## What you have to do
Leave out the pictures; transcribe all else exactly.

## Data records
· · · · · · ·

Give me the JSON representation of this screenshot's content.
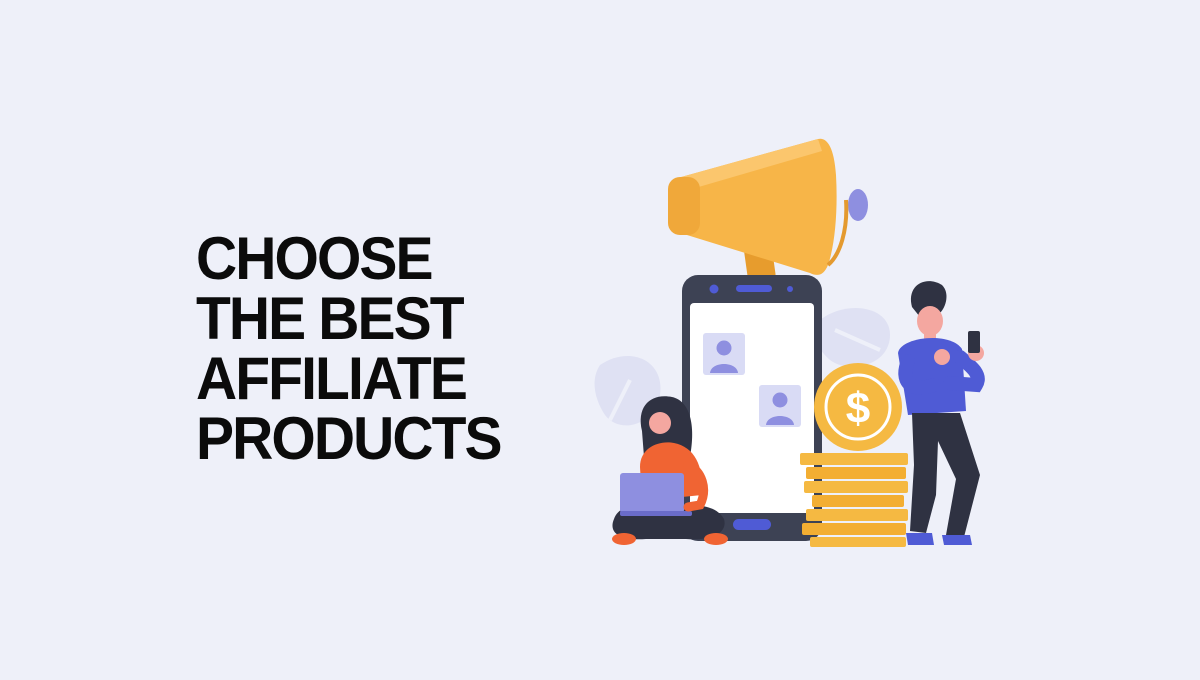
{
  "headline": {
    "lines": [
      "CHOOSE",
      "THE BEST",
      "AFFILIATE",
      "PRODUCTS"
    ]
  },
  "illustration": {
    "coin_symbol": "$",
    "icons": {
      "megaphone": "megaphone-icon",
      "smartphone": "smartphone-icon",
      "profile_card": "profile-card-icon",
      "coin": "dollar-coin-icon",
      "coin_stack": "coin-stack-icon",
      "leaf": "leaf-icon",
      "woman_with_laptop": "woman-with-laptop",
      "man_with_phone": "man-with-phone"
    },
    "colors": {
      "background": "#eef0f9",
      "headline": "#0b0b0b",
      "megaphone": "#f7b548",
      "coin": "#f5b942",
      "phone_frame": "#3d4254",
      "accent_blue": "#4f5bd5",
      "profile_purple": "#8e8fe0",
      "woman_top": "#f06433",
      "leaf": "#dfe1f3"
    }
  }
}
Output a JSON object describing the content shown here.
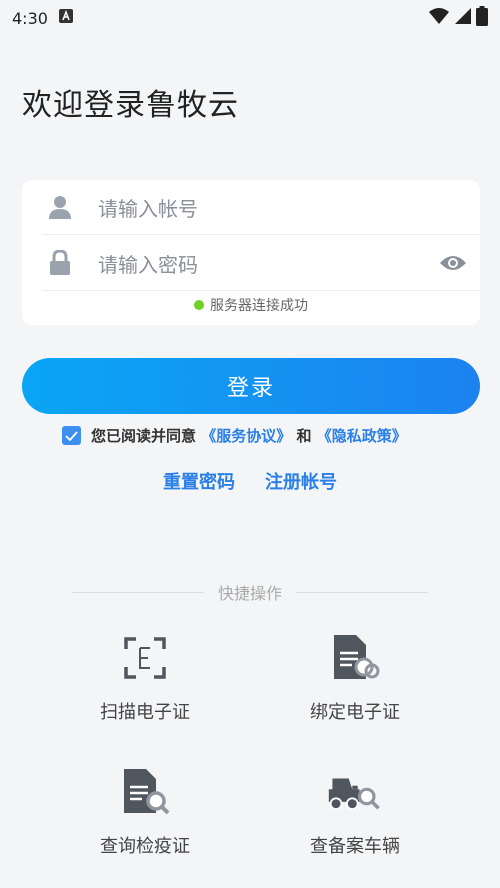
{
  "status_bar": {
    "time": "4:30"
  },
  "welcome_title": "欢迎登录鲁牧云",
  "form": {
    "account_placeholder": "请输入帐号",
    "password_placeholder": "请输入密码",
    "server_status": "服务器连接成功",
    "server_status_color": "#6fd123"
  },
  "login_button": "登录",
  "agreement": {
    "checked": true,
    "prefix": "您已阅读并同意",
    "service_link": "《服务协议》",
    "and": "和",
    "privacy_link": "《隐私政策》"
  },
  "links": {
    "reset_password": "重置密码",
    "register": "注册帐号"
  },
  "quick_ops": {
    "title": "快捷操作",
    "items": [
      {
        "label": "扫描电子证",
        "icon": "scan-e-certificate-icon"
      },
      {
        "label": "绑定电子证",
        "icon": "bind-document-icon"
      },
      {
        "label": "查询检疫证",
        "icon": "search-document-icon"
      },
      {
        "label": "查备案车辆",
        "icon": "search-truck-icon"
      }
    ]
  },
  "colors": {
    "accent": "#2a7fe8",
    "button_start": "#0aa6f5",
    "button_end": "#1c82f0"
  }
}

· · · · · · ·

## Expected answer
Give me the JSON representation of this screenshot's content.
{
  "headline": {
    "lines": [
      "CHOOSE",
      "THE BEST",
      "AFFILIATE",
      "PRODUCTS"
    ]
  },
  "illustration": {
    "coin_symbol": "$",
    "icons": {
      "megaphone": "megaphone-icon",
      "smartphone": "smartphone-icon",
      "profile_card": "profile-card-icon",
      "coin": "dollar-coin-icon",
      "coin_stack": "coin-stack-icon",
      "leaf": "leaf-icon",
      "woman_with_laptop": "woman-with-laptop",
      "man_with_phone": "man-with-phone"
    },
    "colors": {
      "background": "#eef0f9",
      "headline": "#0b0b0b",
      "megaphone": "#f7b548",
      "coin": "#f5b942",
      "phone_frame": "#3d4254",
      "accent_blue": "#4f5bd5",
      "profile_purple": "#8e8fe0",
      "woman_top": "#f06433",
      "leaf": "#dfe1f3"
    }
  }
}
Output a JSON object describing the content shown here.
{
  "status_bar": {
    "time": "4:30"
  },
  "welcome_title": "欢迎登录鲁牧云",
  "form": {
    "account_placeholder": "请输入帐号",
    "password_placeholder": "请输入密码",
    "server_status": "服务器连接成功",
    "server_status_color": "#6fd123"
  },
  "login_button": "登录",
  "agreement": {
    "checked": true,
    "prefix": "您已阅读并同意",
    "service_link": "《服务协议》",
    "and": "和",
    "privacy_link": "《隐私政策》"
  },
  "links": {
    "reset_password": "重置密码",
    "register": "注册帐号"
  },
  "quick_ops": {
    "title": "快捷操作",
    "items": [
      {
        "label": "扫描电子证",
        "icon": "scan-e-certificate-icon"
      },
      {
        "label": "绑定电子证",
        "icon": "bind-document-icon"
      },
      {
        "label": "查询检疫证",
        "icon": "search-document-icon"
      },
      {
        "label": "查备案车辆",
        "icon": "search-truck-icon"
      }
    ]
  },
  "colors": {
    "accent": "#2a7fe8",
    "button_start": "#0aa6f5",
    "button_end": "#1c82f0"
  }
}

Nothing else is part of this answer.